EXERCISE AIM: Pull out every line from the listing that has the word "normal".
___ EXTRACTED INFORMATION
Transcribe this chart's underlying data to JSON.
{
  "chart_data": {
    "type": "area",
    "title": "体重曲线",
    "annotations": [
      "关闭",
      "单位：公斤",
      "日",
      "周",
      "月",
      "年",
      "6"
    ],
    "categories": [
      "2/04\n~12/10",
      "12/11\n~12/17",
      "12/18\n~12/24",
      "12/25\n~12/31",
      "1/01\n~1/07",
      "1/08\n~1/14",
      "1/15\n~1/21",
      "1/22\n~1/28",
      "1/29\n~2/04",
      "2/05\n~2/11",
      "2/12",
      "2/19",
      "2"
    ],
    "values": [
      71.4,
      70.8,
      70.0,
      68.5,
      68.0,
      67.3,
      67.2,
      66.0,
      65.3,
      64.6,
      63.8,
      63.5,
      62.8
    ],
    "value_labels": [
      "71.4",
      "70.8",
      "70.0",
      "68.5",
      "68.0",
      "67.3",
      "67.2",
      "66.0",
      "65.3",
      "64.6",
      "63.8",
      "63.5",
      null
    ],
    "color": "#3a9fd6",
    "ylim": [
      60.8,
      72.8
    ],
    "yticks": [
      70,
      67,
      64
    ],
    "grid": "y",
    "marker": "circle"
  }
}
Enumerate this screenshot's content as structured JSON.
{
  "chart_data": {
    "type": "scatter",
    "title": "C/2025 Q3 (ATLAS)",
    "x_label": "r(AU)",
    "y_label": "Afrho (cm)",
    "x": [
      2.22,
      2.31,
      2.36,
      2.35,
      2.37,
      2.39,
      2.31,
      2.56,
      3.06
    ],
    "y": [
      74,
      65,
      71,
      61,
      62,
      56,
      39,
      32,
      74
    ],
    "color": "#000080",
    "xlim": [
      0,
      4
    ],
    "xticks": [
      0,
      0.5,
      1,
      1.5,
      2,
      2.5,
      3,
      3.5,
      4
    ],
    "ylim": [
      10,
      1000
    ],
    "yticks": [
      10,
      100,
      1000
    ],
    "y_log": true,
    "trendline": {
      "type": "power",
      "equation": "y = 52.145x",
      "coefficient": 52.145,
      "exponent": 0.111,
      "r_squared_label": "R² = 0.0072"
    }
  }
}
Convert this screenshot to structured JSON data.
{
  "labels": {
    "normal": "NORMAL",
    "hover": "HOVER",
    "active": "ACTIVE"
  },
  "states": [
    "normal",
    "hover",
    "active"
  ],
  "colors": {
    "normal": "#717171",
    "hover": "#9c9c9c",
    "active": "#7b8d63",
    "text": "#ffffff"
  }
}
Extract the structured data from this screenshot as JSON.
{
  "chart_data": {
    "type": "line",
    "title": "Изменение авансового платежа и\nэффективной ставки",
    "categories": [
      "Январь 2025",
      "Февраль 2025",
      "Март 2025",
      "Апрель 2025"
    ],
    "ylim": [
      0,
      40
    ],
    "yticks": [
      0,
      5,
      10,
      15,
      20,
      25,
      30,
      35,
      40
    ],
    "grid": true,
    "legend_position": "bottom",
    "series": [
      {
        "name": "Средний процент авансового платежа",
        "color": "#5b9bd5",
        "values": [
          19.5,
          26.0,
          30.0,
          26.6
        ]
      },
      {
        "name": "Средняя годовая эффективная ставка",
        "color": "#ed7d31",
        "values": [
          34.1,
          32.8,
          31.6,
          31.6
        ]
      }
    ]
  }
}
______
REPLY TO THE EXERCISE:
    "normal": "NORMAL",
    "normal",
    "normal": "#717171",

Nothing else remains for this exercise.